THE TASKS:
1. Please translate this sentence from the autoencoders text into Spanish: "An autoencoder learns to copy its inputs to its outputs under some constraints: for example, limiting the dimensionality of the latent space, or adding noise to the inputs."
2. Continue the autoencoders text, starting after its last line.

READING PASSAGE:

########################################

Autoencoders#

Summary#

  • Introduction

  • Stacked autoencoders

  • Variational autoencoders

Introduction#

Autoencoders in a nutshell#

Autoencoders are a type of network that aims to encode an input in a latent space and then decode it back.

Autoencoder principle

Autoencoder architecture#

An autoencoder is composed of an encoding function \(E(x)\) outputting a latent representation \(s\), a decoding function \(D(s)\) computing the reconstructed output \(o\) and a loss function \(\mathcal{L}\) measuring the distance between original and reconstructed data.

Autoencoder architecture

What’s the point?#

An autoencoder learns to copy its inputs to its outputs under some constraints: for example, limiting the dimensionality of the latent space, or adding noise to the inputs.

To do its job, it must find efficient ways of representing the data: for example, learning the most relevant features and dropping the others.

Latent space properties#

The latent space learned by an autoencoder may have interesting properties.

For example, in a latent space of images of faces, there may be a smile vector \(s\), such that if latent point \(z\) is the representation of a certain face, then latent point \(z + s\) is the representation of the same face, smiling. It becomes possible to add a smile to existing images.

Smile vector

Autoencoders applications#

  • Dimensionality reduction

  • Denoising

  • Data generation

  • Anomaly detection

    • Network is trained on normal samples only.

    • Outliers will induce a high reconstruction loss and will be flagged as anomalies.

Example: performing dimensionality reduction with a linear autoencoder#

(Heavily inspired by Chapter 17 of Hands-On Machine Learning by Aurélien Géron)

Environment setup#

import platform

print(f"Python version: {platform.python_version()}")
assert platform.python_version_tuple() >= ("3", "6")

########################################

ENTRIES PROVIDED:
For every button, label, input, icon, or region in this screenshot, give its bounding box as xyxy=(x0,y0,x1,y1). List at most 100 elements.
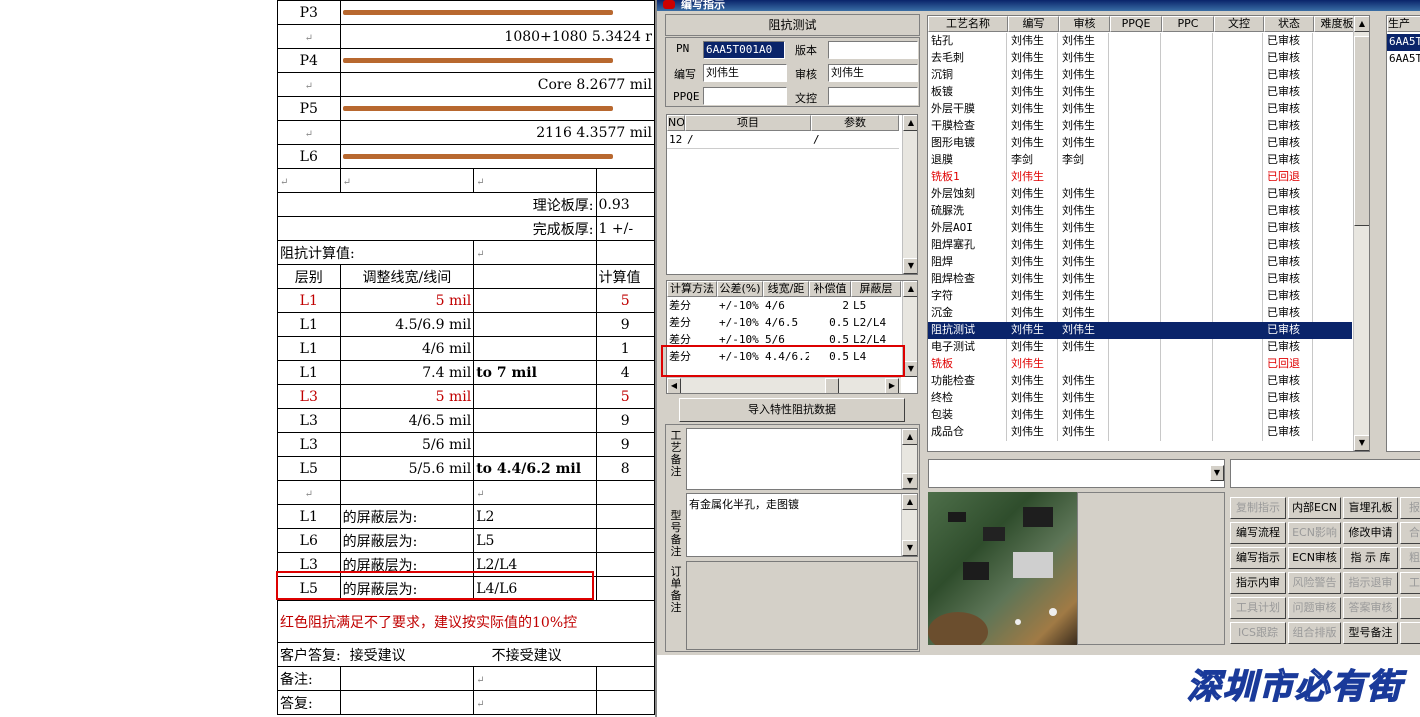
process-col-header[interactable]: 状态 xyxy=(1264,16,1314,32)
process-row[interactable]: 功能检查 刘伟生 刘伟生 已审核 xyxy=(928,373,1359,390)
action-button[interactable]: 指 示 库 xyxy=(1343,547,1398,569)
param-row[interactable]: 12 / / xyxy=(667,132,899,149)
process-row[interactable]: 外层蚀刻 刘伟生 刘伟生 已审核 xyxy=(928,186,1359,203)
action-button[interactable]: 合拼 xyxy=(1400,522,1420,544)
action-button[interactable] xyxy=(1400,622,1420,644)
model-note-textarea[interactable]: 有金属化半孔，走图镀 ▲ ▼ xyxy=(686,493,918,557)
scroll-up-icon[interactable]: ▲ xyxy=(902,429,917,445)
process-row[interactable]: 阻焊塞孔 刘伟生 刘伟生 已审核 xyxy=(928,237,1359,254)
impedance-row[interactable]: 差分 +/-10% 5/6 0.5 L2/L4 xyxy=(667,332,901,349)
production-list[interactable]: 生产 6AA5T0 6AA5T0 xyxy=(1386,15,1420,452)
process-row[interactable]: 电子测试 刘伟生 刘伟生 已审核 xyxy=(928,339,1359,356)
action-button[interactable]: 指示内审 xyxy=(1230,572,1286,594)
action-button[interactable]: 型号备注 xyxy=(1343,622,1398,644)
process-row[interactable]: 去毛刺 刘伟生 刘伟生 已审核 xyxy=(928,50,1359,67)
action-button[interactable]: 复制指示 xyxy=(1230,497,1286,519)
process-row[interactable]: 阻焊 刘伟生 刘伟生 已审核 xyxy=(928,254,1359,271)
action-button[interactable]: 报价 xyxy=(1400,497,1420,519)
imp-col-comp[interactable]: 补偿值 xyxy=(809,281,851,297)
ppqe-field[interactable] xyxy=(703,87,787,105)
impedance-row[interactable]: 差分 +/-10% 4.4/6.2 0.5 L4 xyxy=(667,349,901,366)
window-titlebar[interactable]: 编写指示 xyxy=(657,0,1420,11)
process-row[interactable]: 阻抗测试 刘伟生 刘伟生 已审核 xyxy=(928,322,1352,339)
process-col-header[interactable]: PPQE xyxy=(1110,16,1162,32)
accept-option[interactable]: 接受建议 xyxy=(350,648,406,664)
process-scrollbar[interactable]: ▲ ▼ xyxy=(1353,16,1369,451)
combo-box-left[interactable]: ▼ xyxy=(928,459,1225,488)
action-button[interactable]: ECN影响 xyxy=(1288,522,1341,544)
param-col-no[interactable]: NO xyxy=(667,115,685,131)
reject-option[interactable]: 不接受建议 xyxy=(492,648,562,664)
chevron-down-icon[interactable]: ▼ xyxy=(1210,465,1224,481)
parameter-grid[interactable]: NO 项目 参数 12 / / ▲ ▼ xyxy=(666,114,918,275)
process-row[interactable]: 退膜 李剑 李剑 已审核 xyxy=(928,152,1359,169)
action-button[interactable]: 指示退审 xyxy=(1343,572,1398,594)
action-button[interactable]: 粗略 xyxy=(1400,547,1420,569)
editor-field[interactable]: 刘伟生 xyxy=(703,64,787,82)
action-button[interactable]: 盲埋孔板 xyxy=(1343,497,1398,519)
process-col-header[interactable]: 文控 xyxy=(1214,16,1264,32)
scroll-thumb[interactable] xyxy=(1354,36,1369,226)
action-button[interactable]: 修改申请 xyxy=(1343,522,1398,544)
pn-field[interactable]: 6AA5T001A0 xyxy=(703,41,785,59)
scroll-down-icon[interactable]: ▼ xyxy=(902,473,917,489)
production-header[interactable]: 生产 xyxy=(1387,16,1420,32)
impedance-row[interactable]: 差分 +/-10% 4/6.5 0.5 L2/L4 xyxy=(667,315,901,332)
imp-col-width[interactable]: 线宽/距 xyxy=(763,281,809,297)
process-row[interactable]: 铣板 刘伟生 已回退 xyxy=(928,356,1359,373)
action-button[interactable]: 编写流程 xyxy=(1230,522,1286,544)
process-grid[interactable]: 工艺名称 编写 审核 PPQE PPC 文控 状态 难度板 钻孔 刘伟生 刘伟生 已审核 去毛刺 刘伟生… xyxy=(927,15,1370,452)
imp-hscrollbar[interactable]: ◀ ▶ xyxy=(667,377,901,393)
action-button[interactable]: 内部ECN xyxy=(1288,497,1341,519)
process-row[interactable]: 包装 刘伟生 刘伟生 已审核 xyxy=(928,407,1359,424)
scroll-left-icon[interactable]: ◀ xyxy=(667,378,681,393)
scroll-up-icon[interactable]: ▲ xyxy=(1354,16,1369,32)
process-row[interactable]: 阻焊检查 刘伟生 刘伟生 已审核 xyxy=(928,271,1359,288)
production-item[interactable]: 6AA5T0 xyxy=(1387,51,1420,68)
doc-control-field[interactable] xyxy=(828,87,918,105)
scroll-right-icon[interactable]: ▶ xyxy=(885,378,899,393)
process-col-header[interactable]: PPC xyxy=(1162,16,1214,32)
version-field[interactable] xyxy=(828,41,918,59)
production-item[interactable]: 6AA5T0 xyxy=(1387,34,1420,51)
process-row[interactable]: 沉金 刘伟生 刘伟生 已审核 xyxy=(928,305,1359,322)
action-button[interactable]: 工具计划 xyxy=(1230,597,1286,619)
scroll-up-icon[interactable]: ▲ xyxy=(902,494,917,510)
scroll-up-icon[interactable]: ▲ xyxy=(903,115,917,131)
impedance-grid[interactable]: 计算方法 公差(%) 线宽/距 补偿值 屏蔽层 差分 +/-10% 4/6 2 L5 差分… xyxy=(666,280,918,394)
action-button[interactable]: ECN审核 xyxy=(1288,547,1341,569)
action-button[interactable]: 风险警告 xyxy=(1288,572,1341,594)
imp-col-method[interactable]: 计算方法 xyxy=(667,281,717,297)
param-col-value[interactable]: 参数 xyxy=(811,115,899,131)
process-row[interactable]: 钻孔 刘伟生 刘伟生 已审核 xyxy=(928,33,1359,50)
process-row[interactable]: 成品仓 刘伟生 刘伟生 已审核 xyxy=(928,424,1359,441)
process-row[interactable]: 外层干膜 刘伟生 刘伟生 已审核 xyxy=(928,101,1359,118)
scroll-up-icon[interactable]: ▲ xyxy=(903,281,917,297)
impedance-row[interactable]: 差分 +/-10% 4/6 2 L5 xyxy=(667,298,901,315)
process-col-header[interactable]: 编写 xyxy=(1008,16,1059,32)
import-impedance-button[interactable]: 导入特性阻抗数据 xyxy=(679,398,905,422)
process-row[interactable]: 终检 刘伟生 刘伟生 已审核 xyxy=(928,390,1359,407)
combo-box-right[interactable] xyxy=(1230,459,1420,488)
process-row[interactable]: 字符 刘伟生 刘伟生 已审核 xyxy=(928,288,1359,305)
review-field[interactable]: 刘伟生 xyxy=(828,64,918,82)
action-button[interactable]: 工厂 xyxy=(1400,572,1420,594)
action-button[interactable]: 编写指示 xyxy=(1230,547,1286,569)
scroll-thumb[interactable] xyxy=(825,378,839,393)
process-row[interactable]: 干膜检查 刘伟生 刘伟生 已审核 xyxy=(928,118,1359,135)
process-col-header[interactable]: 工艺名称 xyxy=(928,16,1008,32)
process-row[interactable]: 外层AOI 刘伟生 刘伟生 已审核 xyxy=(928,220,1359,237)
process-row[interactable]: 板镀 刘伟生 刘伟生 已审核 xyxy=(928,84,1359,101)
process-row[interactable]: 图形电镀 刘伟生 刘伟生 已审核 xyxy=(928,135,1359,152)
process-row[interactable]: 硫脲洗 刘伟生 刘伟生 已审核 xyxy=(928,203,1359,220)
process-row[interactable]: 铣板1 刘伟生 已回退 xyxy=(928,169,1359,186)
order-note-textarea[interactable] xyxy=(686,561,918,650)
process-col-header[interactable]: 审核 xyxy=(1059,16,1110,32)
action-button[interactable]: 问题审核 xyxy=(1288,597,1341,619)
action-button[interactable] xyxy=(1400,597,1420,619)
action-button[interactable]: 答案审核 xyxy=(1343,597,1398,619)
param-scrollbar[interactable]: ▲ ▼ xyxy=(902,115,917,274)
scroll-down-icon[interactable]: ▼ xyxy=(903,361,917,377)
craft-note-textarea[interactable]: ▲ ▼ xyxy=(686,428,918,490)
imp-col-tolerance[interactable]: 公差(%) xyxy=(717,281,763,297)
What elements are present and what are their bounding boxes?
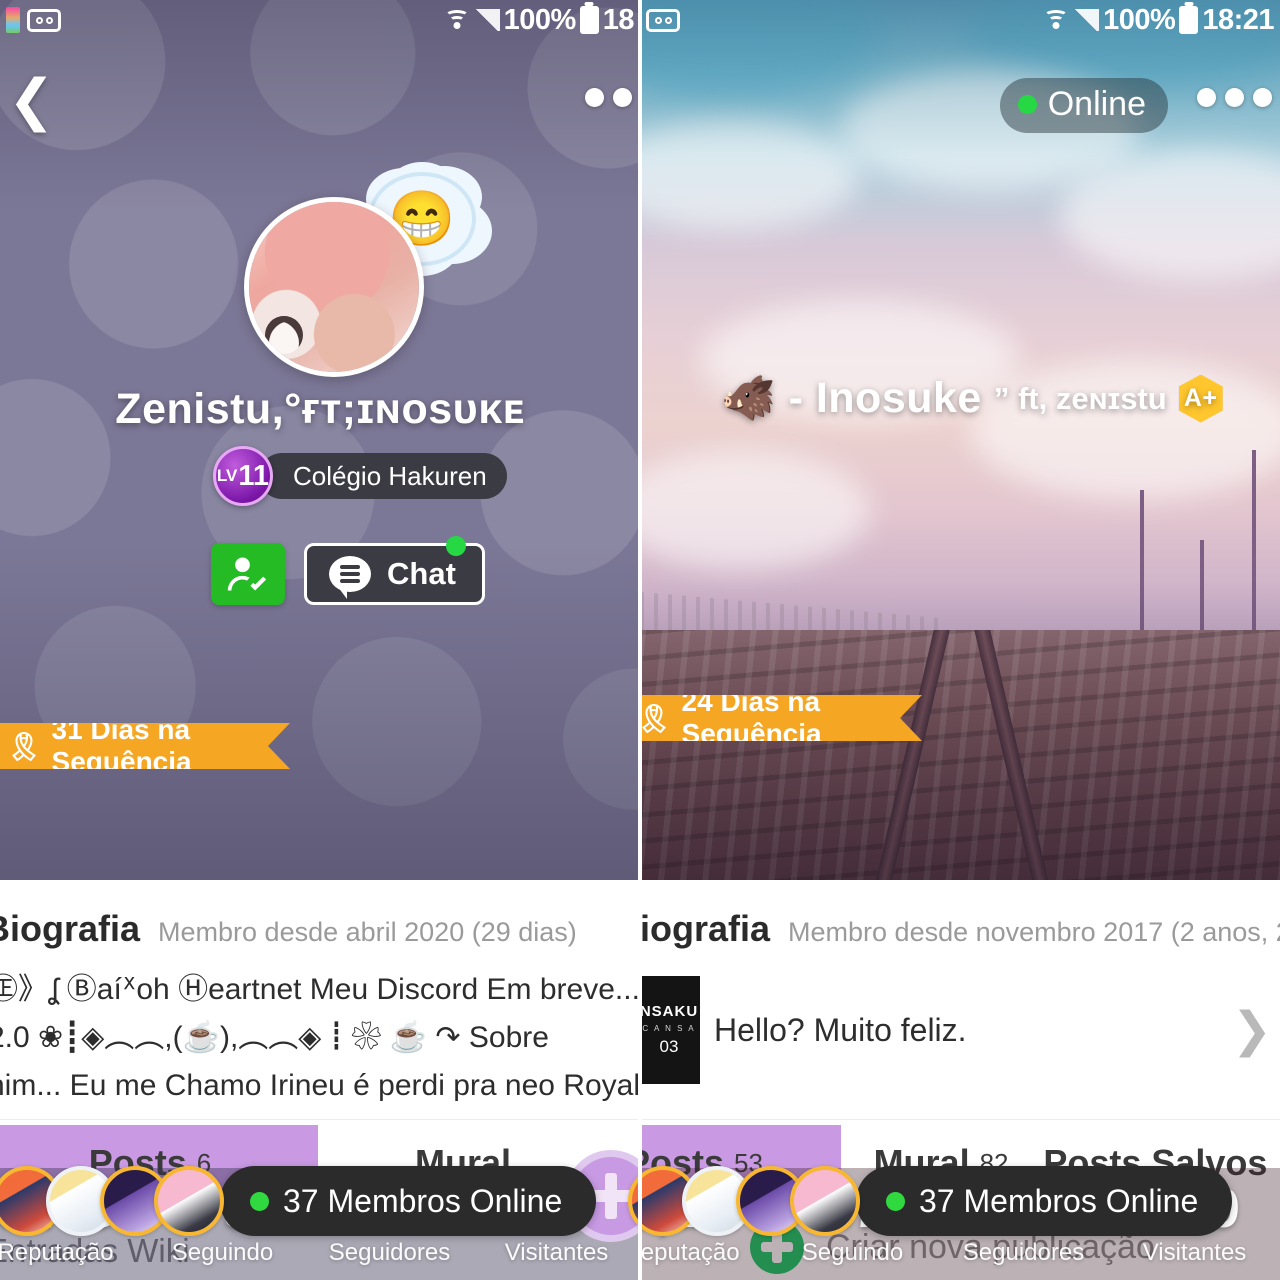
level-number: 11 xyxy=(238,459,270,492)
online-members-widget-left[interactable]: 37 Membros Online xyxy=(0,1166,597,1236)
app-notification-icon xyxy=(6,7,20,33)
community-name-track: Colégio Hakuren xyxy=(259,453,507,499)
biography-thumbnail[interactable]: NSAKU C A N S A 03 xyxy=(640,976,700,1084)
online-members-label: 37 Membros Online xyxy=(919,1182,1199,1219)
online-member-avatars[interactable] xyxy=(628,1166,860,1236)
cover-shade xyxy=(640,0,1280,880)
chat-online-indicator xyxy=(446,536,466,556)
member-avatar[interactable] xyxy=(154,1166,224,1236)
online-members-pill[interactable]: 37 Membros Online xyxy=(856,1166,1233,1236)
wifi-icon xyxy=(444,8,470,32)
user-check-icon xyxy=(227,557,267,591)
biography-title: Biografia xyxy=(640,908,771,949)
overflow-menu-button[interactable] xyxy=(585,88,632,107)
streak-banner-right: 🎗 24 Dias na Sequência xyxy=(640,695,922,741)
streak-label: 24 Dias na Sequência xyxy=(681,686,822,749)
clock: 18 xyxy=(602,3,635,36)
stat-label: Reputação xyxy=(640,1239,740,1266)
stat-label: Visitantes xyxy=(504,1239,609,1266)
screenshot-stage: 100% 18 ❮ 😁 Zenistu,°ғᴛ;ɪɴᴏsᴜᴋᴇ LV 11 Co… xyxy=(0,0,1280,1280)
online-members-widget-right[interactable]: 37 Membros Online xyxy=(628,1166,1233,1236)
biography-line-1: ㊣》ʆ Ⓑaíᕽoh Ⓗeartnet Meu Discord Em breve… xyxy=(0,973,640,1006)
ribbon-icon: 🎗 xyxy=(640,702,672,734)
chat-button-label: Chat xyxy=(387,556,456,591)
status-bar-left: 100% 18 xyxy=(0,0,640,40)
nickname-main: - Inosuke xyxy=(788,374,982,422)
profile-screen-left: 100% 18 ❮ 😁 Zenistu,°ғᴛ;ɪɴᴏsᴜᴋᴇ LV 11 Co… xyxy=(0,0,640,1280)
panel-divider xyxy=(638,0,642,1280)
biography-media-row[interactable]: NSAKU C A N S A 03 Hello? Muito feliz. ❯ xyxy=(640,976,1280,1084)
stat-label: Seguindo xyxy=(171,1239,274,1266)
online-dot-icon xyxy=(1017,95,1037,114)
online-dot-icon xyxy=(886,1191,905,1211)
avatar[interactable] xyxy=(244,197,424,377)
follow-user-button[interactable] xyxy=(211,543,285,605)
avatar-image xyxy=(249,202,419,372)
streak-label: 31 Dias na Sequência xyxy=(51,714,192,777)
battery-percent: 100% xyxy=(503,3,577,36)
thumb-line-2: C A N S A xyxy=(642,1024,696,1033)
member-since: Membro desde novembro 2017 (2 anos, 207 … xyxy=(788,917,1280,947)
stat-label: Visitantes xyxy=(1142,1239,1247,1266)
online-members-pill[interactable]: 37 Membros Online xyxy=(220,1166,597,1236)
boar-icon: 🐗 xyxy=(721,373,777,423)
voicemail-icon xyxy=(27,8,61,32)
stat-label: Seguindo xyxy=(801,1239,904,1266)
online-members-label: 37 Membros Online xyxy=(283,1182,563,1219)
signal-icon xyxy=(1073,9,1100,31)
clock: 18:21 xyxy=(1202,3,1274,36)
chat-bubble-icon xyxy=(329,556,371,599)
biography-header: Biografia Membro desde abril 2020 (29 di… xyxy=(0,880,640,950)
voicemail-icon xyxy=(646,8,680,32)
profile-nickname-right: 🐗 - Inosuke ” ft, zeɴɪstu A+ xyxy=(652,374,1280,423)
biography-media-caption: Hello? Muito feliz. xyxy=(714,1011,967,1048)
overflow-menu-button[interactable] xyxy=(1197,88,1272,107)
member-since: Membro desde abril 2020 (29 dias) xyxy=(158,917,577,947)
aminoplus-badge: A+ xyxy=(1178,374,1223,423)
status-bar-right: 100% 18:21 xyxy=(640,0,1280,40)
wifi-icon xyxy=(1043,8,1069,32)
level-bar-left[interactable]: LV 11 Colégio Hakuren xyxy=(213,446,507,506)
level-prefix: LV xyxy=(216,466,238,485)
online-member-avatars[interactable] xyxy=(0,1166,224,1236)
biography-section-right[interactable]: Biografia Membro desde novembro 2017 (2 … xyxy=(640,880,1280,1120)
online-status-badge[interactable]: Online xyxy=(999,78,1168,133)
biography-title: Biografia xyxy=(0,908,141,949)
profile-avatar-left[interactable] xyxy=(244,197,424,377)
level-badge: LV 11 xyxy=(213,446,273,506)
profile-cover-right xyxy=(640,0,1280,880)
biography-line-3: nim... Eu me Chamo Irineu é perdi pra ne… xyxy=(0,1069,640,1102)
stat-label: Seguidores xyxy=(962,1239,1085,1266)
thumb-line-1: NSAKU xyxy=(640,1003,699,1020)
profile-nickname: Zenistu,°ғᴛ;ɪɴᴏsᴜᴋᴇ xyxy=(115,385,525,433)
community-name: Colégio Hakuren xyxy=(293,460,487,491)
battery-icon xyxy=(1179,6,1199,34)
thumb-line-3: 03 xyxy=(659,1037,679,1056)
profile-screen-right: 100% 18:21 Online 👑 🐗 - Inosuke ” ft, ze… xyxy=(640,0,1280,1280)
biography-header: Biografia Membro desde novembro 2017 (2 … xyxy=(640,880,1280,950)
member-avatar[interactable] xyxy=(790,1166,860,1236)
chevron-right-icon[interactable]: ❯ xyxy=(1232,1002,1280,1058)
stat-label: Seguidores xyxy=(328,1239,451,1266)
biography-line-2: 2.0 ❀┋◈︵︵,(☕),︵︵◈┋❀ ☕ ↷ Sobre xyxy=(0,1021,549,1054)
battery-icon xyxy=(579,6,599,34)
stat-label: Reputação xyxy=(0,1239,114,1266)
online-dot-icon xyxy=(250,1191,269,1211)
online-status-label: Online xyxy=(1047,85,1146,123)
battery-percent: 100% xyxy=(1103,3,1176,36)
signal-icon xyxy=(473,9,500,31)
nickname-suffix: ” ft, zeɴɪstu xyxy=(993,380,1167,416)
streak-banner-left: 🎗 31 Dias na Sequência xyxy=(0,723,290,769)
ribbon-icon: 🎗 xyxy=(6,730,42,762)
back-button[interactable]: ❮ xyxy=(8,72,64,134)
biography-section-left[interactable]: Biografia Membro desde abril 2020 (29 di… xyxy=(0,880,640,1120)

########################################

TASK RESPONSES:
1. Un autocodificador aprende a copiar sus entradas en sus salidas bajo ciertas restricciones: por ejemplo, limitando la dimensionalidad del espacio latente o añadiendo ruido a las entradas.

2.
import numpy as np
import matplotlib
import matplotlib.pyplot as plt
import seaborn as sns
import plotly.express as px
Python version: 3.7.5
# Setup plots
%matplotlib inline
plt.rcParams["figure.figsize"] = 10, 8
%config InlineBackend.figure_format = 'retina'
sns.set()
import tensorflow as tf

print(f"TensorFlow version: {tf.__version__}")
print(f"Keras version: {tf.keras.__version__}")

from tensorflow.keras import Model
from tensorflow.keras.models import Sequential
from tensorflow.keras.layers import Dense, Flatten, Reshape, Layer, Input
from tensorflow.keras.optimizers import SGD
from tensorflow.keras.datasets import fashion_mnist
from tensorflow.keras.metrics import binary_accuracy
from tensorflow.keras.utils import plot_model
from tensorflow.keras import backend as K
TensorFlow version: 2.3.1
Keras version: 2.4.0
Hide code cell source
def plot_loss(history):
    """Plot training loss
    Takes a Keras History object as parameter"""

    loss = history.history["loss"]
    epochs = range(1, len(loss) + 1)

    plt.figure(figsize=(10, 10))

    plt.subplot(2, 1, 1)
    plt.plot(epochs, loss, ".--", label="Training loss")
    final_loss = loss[-1]
    title = "Training loss: {:.4f}".format(final_loss)
    plt.ylabel("Loss")
    if "val_loss" in history.history:
        val_loss = history.history["val_loss"]
        plt.plot(epochs, val_loss, "o-", label="Validation loss")
        final_val_loss = val_loss[-1]
        title += ", Validation loss: {:.4f}".format(final_val_loss)
    plt.title(title)
    plt.legend()

3D data generation#

np.random.seed(4)

def generate_3d_data(m, w1=0.1, w2=0.3, noise=0.1):
    angles = np.random.rand(m) * 3 * np.pi / 2 - 0.5
    data = np.empty((m, 3))
    data[:, 0] = np.cos(angles) + np.sin(angles)/2 + noise * np.random.randn(m) / 2
    data[:, 1] = np.sin(angles) * 0.7 + noise * np.random.randn(m) / 2
    data[:, 2] = data[:, 0] * w1 + data[:, 1] * w2 + noise * np.random.randn(m)
    return data

x_train_3d = generate_3d_data(60)
x_train_3d = x_train_3d - x_train_3d.mean(axis=0, keepdims=0)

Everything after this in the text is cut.